- _Items from a data source_
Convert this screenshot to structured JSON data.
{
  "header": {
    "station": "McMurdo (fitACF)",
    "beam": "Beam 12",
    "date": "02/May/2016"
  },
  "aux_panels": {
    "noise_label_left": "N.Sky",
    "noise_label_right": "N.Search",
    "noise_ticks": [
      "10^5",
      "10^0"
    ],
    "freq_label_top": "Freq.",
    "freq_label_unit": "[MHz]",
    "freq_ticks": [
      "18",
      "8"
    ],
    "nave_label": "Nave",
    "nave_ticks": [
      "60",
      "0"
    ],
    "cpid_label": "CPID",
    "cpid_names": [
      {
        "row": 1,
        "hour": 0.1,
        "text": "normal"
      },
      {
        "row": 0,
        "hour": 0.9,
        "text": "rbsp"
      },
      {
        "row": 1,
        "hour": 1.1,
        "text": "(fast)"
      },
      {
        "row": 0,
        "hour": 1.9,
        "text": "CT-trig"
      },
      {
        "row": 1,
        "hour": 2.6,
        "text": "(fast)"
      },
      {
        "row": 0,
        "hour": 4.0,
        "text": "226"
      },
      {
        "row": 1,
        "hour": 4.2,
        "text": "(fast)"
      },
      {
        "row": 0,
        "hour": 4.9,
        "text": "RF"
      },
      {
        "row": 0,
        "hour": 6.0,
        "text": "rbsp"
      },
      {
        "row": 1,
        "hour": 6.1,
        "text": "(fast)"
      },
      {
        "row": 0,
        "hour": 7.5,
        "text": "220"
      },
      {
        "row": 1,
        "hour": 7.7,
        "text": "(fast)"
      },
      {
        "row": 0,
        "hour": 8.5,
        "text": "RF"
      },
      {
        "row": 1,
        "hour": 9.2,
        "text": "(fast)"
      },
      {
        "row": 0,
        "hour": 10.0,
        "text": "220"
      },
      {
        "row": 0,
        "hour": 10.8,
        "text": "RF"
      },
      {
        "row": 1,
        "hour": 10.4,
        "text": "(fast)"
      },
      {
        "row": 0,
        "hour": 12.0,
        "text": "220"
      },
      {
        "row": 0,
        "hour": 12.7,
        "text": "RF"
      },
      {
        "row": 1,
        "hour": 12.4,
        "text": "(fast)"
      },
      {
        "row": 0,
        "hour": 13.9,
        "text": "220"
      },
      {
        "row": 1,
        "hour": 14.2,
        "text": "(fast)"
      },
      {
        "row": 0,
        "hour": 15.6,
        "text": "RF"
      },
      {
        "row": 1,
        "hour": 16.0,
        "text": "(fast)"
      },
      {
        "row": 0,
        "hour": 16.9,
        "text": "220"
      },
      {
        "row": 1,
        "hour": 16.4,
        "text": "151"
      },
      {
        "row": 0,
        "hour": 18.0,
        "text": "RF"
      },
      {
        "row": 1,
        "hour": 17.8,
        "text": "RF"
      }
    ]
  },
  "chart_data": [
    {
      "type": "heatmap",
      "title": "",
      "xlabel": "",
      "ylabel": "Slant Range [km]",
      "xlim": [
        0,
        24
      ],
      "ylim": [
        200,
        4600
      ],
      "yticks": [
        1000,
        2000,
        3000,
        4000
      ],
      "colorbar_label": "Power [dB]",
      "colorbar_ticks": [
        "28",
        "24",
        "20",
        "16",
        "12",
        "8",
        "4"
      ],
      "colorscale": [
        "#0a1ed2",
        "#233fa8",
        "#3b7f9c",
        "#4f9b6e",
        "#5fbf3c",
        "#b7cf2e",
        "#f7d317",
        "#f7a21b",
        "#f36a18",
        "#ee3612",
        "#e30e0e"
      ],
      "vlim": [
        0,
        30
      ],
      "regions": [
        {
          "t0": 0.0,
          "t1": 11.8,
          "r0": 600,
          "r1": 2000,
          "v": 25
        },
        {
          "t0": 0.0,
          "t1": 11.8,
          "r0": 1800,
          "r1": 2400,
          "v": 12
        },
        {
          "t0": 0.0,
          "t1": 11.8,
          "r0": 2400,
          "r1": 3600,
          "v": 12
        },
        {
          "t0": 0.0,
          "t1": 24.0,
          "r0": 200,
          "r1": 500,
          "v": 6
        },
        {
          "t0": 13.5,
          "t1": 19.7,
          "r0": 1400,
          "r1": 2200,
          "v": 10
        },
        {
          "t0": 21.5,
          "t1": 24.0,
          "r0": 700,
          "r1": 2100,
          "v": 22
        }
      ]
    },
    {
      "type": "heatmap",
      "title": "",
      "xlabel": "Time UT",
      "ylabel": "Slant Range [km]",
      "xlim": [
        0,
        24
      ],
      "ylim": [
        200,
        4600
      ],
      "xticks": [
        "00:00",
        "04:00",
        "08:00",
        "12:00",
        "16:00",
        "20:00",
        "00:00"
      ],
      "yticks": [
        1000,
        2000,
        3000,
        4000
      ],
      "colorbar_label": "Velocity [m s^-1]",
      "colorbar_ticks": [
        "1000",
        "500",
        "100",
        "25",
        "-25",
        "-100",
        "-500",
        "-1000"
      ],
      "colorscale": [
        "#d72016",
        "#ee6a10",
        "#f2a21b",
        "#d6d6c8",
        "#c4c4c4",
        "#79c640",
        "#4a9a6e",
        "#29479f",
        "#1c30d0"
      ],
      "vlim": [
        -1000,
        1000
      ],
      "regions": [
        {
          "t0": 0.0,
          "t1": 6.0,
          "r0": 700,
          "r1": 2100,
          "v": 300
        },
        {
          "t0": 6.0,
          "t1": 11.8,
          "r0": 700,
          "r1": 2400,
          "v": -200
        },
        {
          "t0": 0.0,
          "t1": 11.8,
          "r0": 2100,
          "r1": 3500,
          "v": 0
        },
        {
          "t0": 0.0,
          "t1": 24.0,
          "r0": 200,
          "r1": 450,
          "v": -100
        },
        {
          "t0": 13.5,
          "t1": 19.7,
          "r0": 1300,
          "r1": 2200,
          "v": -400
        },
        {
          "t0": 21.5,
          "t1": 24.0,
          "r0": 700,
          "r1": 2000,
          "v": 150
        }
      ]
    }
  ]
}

- _TO DO_
Quote each line of the listing above exactly.

- _SOLUTION TO THIS PROBLEM_
Convert this screenshot to structured JSON data.
{
  "header": {
    "station": "McMurdo (fitACF)",
    "beam": "Beam 12",
    "date": "02/May/2016"
  },
  "aux_panels": {
    "noise_label_left": "N.Sky",
    "noise_label_right": "N.Search",
    "noise_ticks": [
      "10^5",
      "10^0"
    ],
    "freq_label_top": "Freq.",
    "freq_label_unit": "[MHz]",
    "freq_ticks": [
      "18",
      "8"
    ],
    "nave_label": "Nave",
    "nave_ticks": [
      "60",
      "0"
    ],
    "cpid_label": "CPID",
    "cpid_names": [
      {
        "row": 1,
        "hour": 0.1,
        "text": "normal"
      },
      {
        "row": 0,
        "hour": 0.9,
        "text": "rbsp"
      },
      {
        "row": 1,
        "hour": 1.1,
        "text": "(fast)"
      },
      {
        "row": 0,
        "hour": 1.9,
        "text": "CT-trig"
      },
      {
        "row": 1,
        "hour": 2.6,
        "text": "(fast)"
      },
      {
        "row": 0,
        "hour": 4.0,
        "text": "226"
      },
      {
        "row": 1,
        "hour": 4.2,
        "text": "(fast)"
      },
      {
        "row": 0,
        "hour": 4.9,
        "text": "RF"
      },
      {
        "row": 0,
        "hour": 6.0,
        "text": "rbsp"
      },
      {
        "row": 1,
        "hour": 6.1,
        "text": "(fast)"
      },
      {
        "row": 0,
        "hour": 7.5,
        "text": "220"
      },
      {
        "row": 1,
        "hour": 7.7,
        "text": "(fast)"
      },
      {
        "row": 0,
        "hour": 8.5,
        "text": "RF"
      },
      {
        "row": 1,
        "hour": 9.2,
        "text": "(fast)"
      },
      {
        "row": 0,
        "hour": 10.0,
        "text": "220"
      },
      {
        "row": 0,
        "hour": 10.8,
        "text": "RF"
      },
      {
        "row": 1,
        "hour": 10.4,
        "text": "(fast)"
      },
      {
        "row": 0,
        "hour": 12.0,
        "text": "220"
      },
      {
        "row": 0,
        "hour": 12.7,
        "text": "RF"
      },
      {
        "row": 1,
        "hour": 12.4,
        "text": "(fast)"
      },
      {
        "row": 0,
        "hour": 13.9,
        "text": "220"
      },
      {
        "row": 1,
        "hour": 14.2,
        "text": "(fast)"
      },
      {
        "row": 0,
        "hour": 15.6,
        "text": "RF"
      },
      {
        "row": 1,
        "hour": 16.0,
        "text": "(fast)"
      },
      {
        "row": 0,
        "hour": 16.9,
        "text": "220"
      },
      {
        "row": 1,
        "hour": 16.4,
        "text": "151"
      },
      {
        "row": 0,
        "hour": 18.0,
        "text": "RF"
      },
      {
        "row": 1,
        "hour": 17.8,
        "text": "RF"
      }
    ]
  },
  "chart_data": [
    {
      "type": "heatmap",
      "title": "",
      "xlabel": "",
      "ylabel": "Slant Range [km]",
      "xlim": [
        0,
        24
      ],
      "ylim": [
        200,
        4600
      ],
      "yticks": [
        1000,
        2000,
        3000,
        4000
      ],
      "colorbar_label": "Power [dB]",
      "colorbar_ticks": [
        "28",
        "24",
        "20",
        "16",
        "12",
        "8",
        "4"
      ],
      "colorscale": [
        "#0a1ed2",
        "#233fa8",
        "#3b7f9c",
        "#4f9b6e",
        "#5fbf3c",
        "#b7cf2e",
        "#f7d317",
        "#f7a21b",
        "#f36a18",
        "#ee3612",
        "#e30e0e"
      ],
      "vlim": [
        0,
        30
      ],
      "regions": [
        {
          "t0": 0.0,
          "t1": 11.8,
          "r0": 600,
          "r1": 2000,
          "v": 25
        },
        {
          "t0": 0.0,
          "t1": 11.8,
          "r0": 1800,
          "r1": 2400,
          "v": 12
        },
        {
          "t0": 0.0,
          "t1": 11.8,
          "r0": 2400,
          "r1": 3600,
          "v": 12
        },
        {
          "t0": 0.0,
          "t1": 24.0,
          "r0": 200,
          "r1": 500,
          "v": 6
        },
        {
          "t0": 13.5,
          "t1": 19.7,
          "r0": 1400,
          "r1": 2200,
          "v": 10
        },
        {
          "t0": 21.5,
          "t1": 24.0,
          "r0": 700,
          "r1": 2100,
          "v": 22
        }
      ]
    },
    {
      "type": "heatmap",
      "title": "",
      "xlabel": "Time UT",
      "ylabel": "Slant Range [km]",
      "xlim": [
        0,
        24
      ],
      "ylim": [
        200,
        4600
      ],
      "xticks": [
        "00:00",
        "04:00",
        "08:00",
        "12:00",
        "16:00",
        "20:00",
        "00:00"
      ],
      "yticks": [
        1000,
        2000,
        3000,
        4000
      ],
      "colorbar_label": "Velocity [m s^-1]",
      "colorbar_ticks": [
        "1000",
        "500",
        "100",
        "25",
        "-25",
        "-100",
        "-500",
        "-1000"
      ],
      "colorscale": [
        "#d72016",
        "#ee6a10",
        "#f2a21b",
        "#d6d6c8",
        "#c4c4c4",
        "#79c640",
        "#4a9a6e",
        "#29479f",
        "#1c30d0"
      ],
      "vlim": [
        -1000,
        1000
      ],
      "regions": [
        {
          "t0": 0.0,
          "t1": 6.0,
          "r0": 700,
          "r1": 2100,
          "v": 300
        },
        {
          "t0": 6.0,
          "t1": 11.8,
          "r0": 700,
          "r1": 2400,
          "v": -200
        },
        {
          "t0": 0.0,
          "t1": 11.8,
          "r0": 2100,
          "r1": 3500,
          "v": 0
        },
        {
          "t0": 0.0,
          "t1": 24.0,
          "r0": 200,
          "r1": 450,
          "v": -100
        },
        {
          "t0": 13.5,
          "t1": 19.7,
          "r0": 1300,
          "r1": 2200,
          "v": -400
        },
        {
          "t0": 21.5,
          "t1": 24.0,
          "r0": 700,
          "r1": 2000,
          "v": 150
        }
      ]
    }
  ]
}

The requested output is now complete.